[Extracted data entries]
● ● ● ● ●

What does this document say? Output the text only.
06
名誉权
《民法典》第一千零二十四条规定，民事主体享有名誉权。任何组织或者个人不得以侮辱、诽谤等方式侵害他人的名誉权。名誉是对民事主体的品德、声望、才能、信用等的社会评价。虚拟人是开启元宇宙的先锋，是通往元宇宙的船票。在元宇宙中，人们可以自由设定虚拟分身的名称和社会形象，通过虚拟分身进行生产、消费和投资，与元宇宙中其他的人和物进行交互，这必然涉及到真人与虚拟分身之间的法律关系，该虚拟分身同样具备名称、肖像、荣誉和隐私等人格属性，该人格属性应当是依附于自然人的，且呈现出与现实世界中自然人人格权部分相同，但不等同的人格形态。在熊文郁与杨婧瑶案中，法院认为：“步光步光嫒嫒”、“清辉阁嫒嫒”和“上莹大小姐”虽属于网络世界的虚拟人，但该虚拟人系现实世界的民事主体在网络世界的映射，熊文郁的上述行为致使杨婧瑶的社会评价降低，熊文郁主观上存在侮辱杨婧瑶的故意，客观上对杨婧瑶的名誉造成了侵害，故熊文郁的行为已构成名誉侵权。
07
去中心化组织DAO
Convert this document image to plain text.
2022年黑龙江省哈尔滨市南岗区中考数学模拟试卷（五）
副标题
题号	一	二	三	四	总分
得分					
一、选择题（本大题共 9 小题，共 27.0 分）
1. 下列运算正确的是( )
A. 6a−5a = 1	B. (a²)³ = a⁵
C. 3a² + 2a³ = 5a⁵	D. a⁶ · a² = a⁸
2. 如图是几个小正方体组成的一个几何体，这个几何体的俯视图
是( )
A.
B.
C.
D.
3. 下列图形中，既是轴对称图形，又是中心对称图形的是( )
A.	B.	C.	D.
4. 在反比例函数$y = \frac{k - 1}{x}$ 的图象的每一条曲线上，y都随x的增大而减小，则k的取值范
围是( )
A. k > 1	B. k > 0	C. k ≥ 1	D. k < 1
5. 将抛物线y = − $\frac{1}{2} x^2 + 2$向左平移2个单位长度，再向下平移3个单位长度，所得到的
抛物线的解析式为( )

● ● ● ● ●

### WHAT NEEDS TO BE DONE
Where a line holds the string "text", copy that line.

### WRITTEN REPLY
What does this document say? Output the text only.
Convert this document image to plain text.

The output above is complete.